• [Exercise objective]: Extract, exactly as written, all lines of the material below from the line that includes "What data populates" through its last line.

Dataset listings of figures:
[Begin]
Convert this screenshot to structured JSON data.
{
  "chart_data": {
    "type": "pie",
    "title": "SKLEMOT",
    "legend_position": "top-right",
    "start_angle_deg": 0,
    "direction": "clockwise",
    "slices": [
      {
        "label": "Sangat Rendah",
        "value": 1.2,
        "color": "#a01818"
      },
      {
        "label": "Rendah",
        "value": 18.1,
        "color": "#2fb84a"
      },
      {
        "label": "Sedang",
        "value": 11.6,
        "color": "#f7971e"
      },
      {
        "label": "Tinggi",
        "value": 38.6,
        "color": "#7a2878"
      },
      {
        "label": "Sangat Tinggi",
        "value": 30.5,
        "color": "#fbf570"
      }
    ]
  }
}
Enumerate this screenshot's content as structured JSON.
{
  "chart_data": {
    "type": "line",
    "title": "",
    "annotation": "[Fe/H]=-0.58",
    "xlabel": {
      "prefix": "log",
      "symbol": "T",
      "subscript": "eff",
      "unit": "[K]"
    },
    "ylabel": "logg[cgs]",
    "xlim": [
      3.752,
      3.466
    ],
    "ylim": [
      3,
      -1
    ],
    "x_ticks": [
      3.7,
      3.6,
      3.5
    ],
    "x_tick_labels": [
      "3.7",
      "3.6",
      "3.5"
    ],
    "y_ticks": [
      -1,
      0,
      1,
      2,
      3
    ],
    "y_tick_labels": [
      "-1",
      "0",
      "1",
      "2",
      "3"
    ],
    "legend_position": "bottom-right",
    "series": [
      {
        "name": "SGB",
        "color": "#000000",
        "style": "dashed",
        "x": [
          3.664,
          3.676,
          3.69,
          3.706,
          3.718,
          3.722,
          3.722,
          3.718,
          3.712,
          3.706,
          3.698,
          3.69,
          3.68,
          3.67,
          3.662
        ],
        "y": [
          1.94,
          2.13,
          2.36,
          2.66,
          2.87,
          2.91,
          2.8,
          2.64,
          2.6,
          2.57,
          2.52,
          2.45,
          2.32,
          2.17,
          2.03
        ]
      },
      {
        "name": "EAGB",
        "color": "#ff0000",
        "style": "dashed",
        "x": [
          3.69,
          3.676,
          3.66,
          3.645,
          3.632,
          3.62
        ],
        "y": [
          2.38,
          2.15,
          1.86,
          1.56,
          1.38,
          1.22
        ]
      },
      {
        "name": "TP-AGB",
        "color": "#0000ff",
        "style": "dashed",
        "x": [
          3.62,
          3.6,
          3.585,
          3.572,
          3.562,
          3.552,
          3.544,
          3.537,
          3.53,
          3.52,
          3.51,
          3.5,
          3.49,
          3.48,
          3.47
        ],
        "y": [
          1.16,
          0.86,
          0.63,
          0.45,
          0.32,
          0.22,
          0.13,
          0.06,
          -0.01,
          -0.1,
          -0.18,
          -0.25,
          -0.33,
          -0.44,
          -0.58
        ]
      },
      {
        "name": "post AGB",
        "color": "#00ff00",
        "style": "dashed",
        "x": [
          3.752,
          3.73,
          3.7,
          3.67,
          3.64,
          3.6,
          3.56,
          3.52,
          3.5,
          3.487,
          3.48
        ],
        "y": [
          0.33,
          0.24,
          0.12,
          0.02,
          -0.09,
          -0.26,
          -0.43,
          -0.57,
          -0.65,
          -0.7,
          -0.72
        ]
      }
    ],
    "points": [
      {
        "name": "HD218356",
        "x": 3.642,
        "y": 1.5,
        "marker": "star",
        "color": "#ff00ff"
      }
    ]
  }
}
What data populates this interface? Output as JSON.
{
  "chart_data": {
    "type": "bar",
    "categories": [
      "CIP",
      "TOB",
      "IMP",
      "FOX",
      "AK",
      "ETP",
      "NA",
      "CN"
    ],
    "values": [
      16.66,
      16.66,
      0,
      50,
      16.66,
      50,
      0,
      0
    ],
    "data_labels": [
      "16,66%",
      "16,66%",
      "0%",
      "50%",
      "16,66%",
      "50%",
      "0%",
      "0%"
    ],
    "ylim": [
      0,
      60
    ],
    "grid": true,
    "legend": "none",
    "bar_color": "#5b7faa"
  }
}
[End]
• [Completed exercise]:
What data populates this interface? Output as JSON.
{
  "chart_data": {
    "type": "bar",
    "categories": [
      "CIP",
      "TOB",
      "IMP",
      "FOX",
      "AK",
      "ETP",
      "NA",
      "CN"
    ],
    "values": [
      16.66,
      16.66,
      0,
      50,
      16.66,
      50,
      0,
      0
    ],
    "data_labels": [
      "16,66%",
      "16,66%",
      "0%",
      "50%",
      "16,66%",
      "50%",
      "0%",
      "0%"
    ],
    "ylim": [
      0,
      60
    ],
    "grid": true,
    "legend": "none",
    "bar_color": "#5b7faa"
  }
}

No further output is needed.